- Problem to work on
From the entries that follow, gather each line holding the word "hashtag".

[Data excerpts]
= = = = = = =
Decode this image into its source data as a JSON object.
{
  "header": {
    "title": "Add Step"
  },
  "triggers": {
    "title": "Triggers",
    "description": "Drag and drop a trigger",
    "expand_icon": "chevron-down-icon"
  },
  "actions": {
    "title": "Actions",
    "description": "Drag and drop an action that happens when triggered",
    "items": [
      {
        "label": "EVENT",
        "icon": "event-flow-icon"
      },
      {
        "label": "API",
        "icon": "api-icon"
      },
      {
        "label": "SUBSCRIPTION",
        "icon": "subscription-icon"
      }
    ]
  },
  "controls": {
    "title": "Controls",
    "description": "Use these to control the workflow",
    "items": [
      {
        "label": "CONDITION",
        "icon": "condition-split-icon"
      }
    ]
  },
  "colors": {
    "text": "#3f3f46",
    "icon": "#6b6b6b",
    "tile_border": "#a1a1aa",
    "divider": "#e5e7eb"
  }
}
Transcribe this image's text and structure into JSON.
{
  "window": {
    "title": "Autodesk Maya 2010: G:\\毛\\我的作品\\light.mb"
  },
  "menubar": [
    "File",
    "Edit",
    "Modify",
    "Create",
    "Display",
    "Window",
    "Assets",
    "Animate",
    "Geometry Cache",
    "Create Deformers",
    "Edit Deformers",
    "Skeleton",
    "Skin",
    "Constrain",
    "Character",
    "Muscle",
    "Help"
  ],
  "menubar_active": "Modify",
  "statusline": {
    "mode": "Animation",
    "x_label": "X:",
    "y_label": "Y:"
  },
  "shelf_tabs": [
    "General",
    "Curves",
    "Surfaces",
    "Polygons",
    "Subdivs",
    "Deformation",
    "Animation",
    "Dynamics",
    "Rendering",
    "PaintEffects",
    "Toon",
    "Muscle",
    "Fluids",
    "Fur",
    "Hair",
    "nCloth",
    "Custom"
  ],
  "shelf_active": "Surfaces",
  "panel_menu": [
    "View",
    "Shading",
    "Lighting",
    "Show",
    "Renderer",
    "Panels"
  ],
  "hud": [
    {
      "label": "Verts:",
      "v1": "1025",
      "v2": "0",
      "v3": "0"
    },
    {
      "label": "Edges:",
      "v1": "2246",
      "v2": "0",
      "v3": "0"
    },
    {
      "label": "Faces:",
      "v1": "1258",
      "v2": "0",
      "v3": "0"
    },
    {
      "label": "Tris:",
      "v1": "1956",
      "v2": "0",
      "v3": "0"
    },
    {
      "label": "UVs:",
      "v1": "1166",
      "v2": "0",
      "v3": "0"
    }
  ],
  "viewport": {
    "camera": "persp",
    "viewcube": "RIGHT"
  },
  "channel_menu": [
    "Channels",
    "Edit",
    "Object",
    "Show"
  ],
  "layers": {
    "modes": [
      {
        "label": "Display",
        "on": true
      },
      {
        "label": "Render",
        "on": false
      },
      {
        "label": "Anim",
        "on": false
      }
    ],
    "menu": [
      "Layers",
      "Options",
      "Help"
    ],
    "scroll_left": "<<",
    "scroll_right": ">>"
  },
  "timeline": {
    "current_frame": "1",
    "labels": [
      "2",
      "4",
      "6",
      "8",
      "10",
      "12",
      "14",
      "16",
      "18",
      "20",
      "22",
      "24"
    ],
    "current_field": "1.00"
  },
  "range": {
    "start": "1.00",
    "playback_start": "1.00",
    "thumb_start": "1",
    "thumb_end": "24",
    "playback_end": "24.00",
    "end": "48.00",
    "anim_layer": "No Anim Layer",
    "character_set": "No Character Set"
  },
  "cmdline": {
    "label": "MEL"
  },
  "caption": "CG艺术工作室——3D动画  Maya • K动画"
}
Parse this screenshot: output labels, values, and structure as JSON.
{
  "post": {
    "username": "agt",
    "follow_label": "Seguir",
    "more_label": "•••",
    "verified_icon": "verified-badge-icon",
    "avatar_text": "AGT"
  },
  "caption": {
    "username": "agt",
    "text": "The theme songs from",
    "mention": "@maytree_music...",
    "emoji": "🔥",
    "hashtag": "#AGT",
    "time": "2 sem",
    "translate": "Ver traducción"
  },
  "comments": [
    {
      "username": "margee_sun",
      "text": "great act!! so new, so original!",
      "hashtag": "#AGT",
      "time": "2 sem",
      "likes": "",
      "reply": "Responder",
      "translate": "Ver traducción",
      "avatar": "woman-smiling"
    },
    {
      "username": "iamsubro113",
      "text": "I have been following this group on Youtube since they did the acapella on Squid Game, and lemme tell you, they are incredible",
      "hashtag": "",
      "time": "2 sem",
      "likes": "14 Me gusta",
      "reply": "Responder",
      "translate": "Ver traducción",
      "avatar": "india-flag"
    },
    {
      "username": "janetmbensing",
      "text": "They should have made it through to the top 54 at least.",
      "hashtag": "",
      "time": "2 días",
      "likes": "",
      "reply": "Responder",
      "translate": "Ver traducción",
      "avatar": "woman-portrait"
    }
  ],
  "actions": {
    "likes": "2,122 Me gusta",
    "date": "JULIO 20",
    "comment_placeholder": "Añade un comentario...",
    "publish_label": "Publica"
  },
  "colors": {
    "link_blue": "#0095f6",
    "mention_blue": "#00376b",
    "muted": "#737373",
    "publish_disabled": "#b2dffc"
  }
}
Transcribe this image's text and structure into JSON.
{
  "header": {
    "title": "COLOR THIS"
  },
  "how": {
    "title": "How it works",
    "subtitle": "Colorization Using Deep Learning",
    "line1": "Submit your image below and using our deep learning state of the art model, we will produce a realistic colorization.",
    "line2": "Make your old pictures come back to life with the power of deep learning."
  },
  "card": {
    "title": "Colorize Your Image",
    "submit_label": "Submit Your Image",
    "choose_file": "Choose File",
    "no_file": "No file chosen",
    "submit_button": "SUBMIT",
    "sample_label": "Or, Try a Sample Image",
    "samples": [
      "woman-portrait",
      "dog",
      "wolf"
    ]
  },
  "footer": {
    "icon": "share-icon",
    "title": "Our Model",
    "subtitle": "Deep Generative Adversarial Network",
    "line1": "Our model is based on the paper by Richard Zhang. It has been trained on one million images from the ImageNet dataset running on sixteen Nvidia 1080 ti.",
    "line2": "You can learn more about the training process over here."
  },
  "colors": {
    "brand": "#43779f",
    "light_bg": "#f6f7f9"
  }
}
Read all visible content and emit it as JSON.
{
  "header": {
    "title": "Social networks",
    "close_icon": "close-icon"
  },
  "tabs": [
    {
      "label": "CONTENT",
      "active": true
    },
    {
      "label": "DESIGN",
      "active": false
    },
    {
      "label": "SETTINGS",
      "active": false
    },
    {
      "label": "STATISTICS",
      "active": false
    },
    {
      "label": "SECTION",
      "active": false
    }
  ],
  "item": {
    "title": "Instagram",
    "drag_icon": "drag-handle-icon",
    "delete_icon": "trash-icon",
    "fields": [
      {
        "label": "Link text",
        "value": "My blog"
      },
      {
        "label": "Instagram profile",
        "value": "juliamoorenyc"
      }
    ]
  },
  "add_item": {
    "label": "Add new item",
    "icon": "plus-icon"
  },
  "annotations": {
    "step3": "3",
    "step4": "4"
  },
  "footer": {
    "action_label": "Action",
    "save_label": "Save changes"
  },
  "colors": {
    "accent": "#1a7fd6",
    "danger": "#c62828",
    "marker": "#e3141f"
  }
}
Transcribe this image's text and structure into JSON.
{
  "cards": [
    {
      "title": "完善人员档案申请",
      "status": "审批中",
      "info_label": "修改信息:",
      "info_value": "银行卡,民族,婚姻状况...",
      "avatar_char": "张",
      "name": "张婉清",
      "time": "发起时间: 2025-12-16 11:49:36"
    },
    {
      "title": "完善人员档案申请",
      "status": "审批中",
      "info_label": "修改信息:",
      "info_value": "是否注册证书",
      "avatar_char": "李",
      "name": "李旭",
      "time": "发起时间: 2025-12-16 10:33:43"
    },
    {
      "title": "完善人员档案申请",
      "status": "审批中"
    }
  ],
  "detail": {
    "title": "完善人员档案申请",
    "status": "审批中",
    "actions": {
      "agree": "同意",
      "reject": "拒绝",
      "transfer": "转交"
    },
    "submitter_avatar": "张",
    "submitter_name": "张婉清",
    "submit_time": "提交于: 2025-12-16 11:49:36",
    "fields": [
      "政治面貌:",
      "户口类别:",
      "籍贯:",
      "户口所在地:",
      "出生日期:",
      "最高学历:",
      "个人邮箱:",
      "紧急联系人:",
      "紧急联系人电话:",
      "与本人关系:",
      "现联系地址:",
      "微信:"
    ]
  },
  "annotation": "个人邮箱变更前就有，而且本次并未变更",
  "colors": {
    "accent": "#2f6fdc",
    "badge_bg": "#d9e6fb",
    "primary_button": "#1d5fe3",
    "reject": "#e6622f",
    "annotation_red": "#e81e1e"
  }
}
= = = = = = =
- Task solution
    "hashtag": "#AGT",
      "hashtag": "#AGT",
      "hashtag": "",
      "hashtag": "",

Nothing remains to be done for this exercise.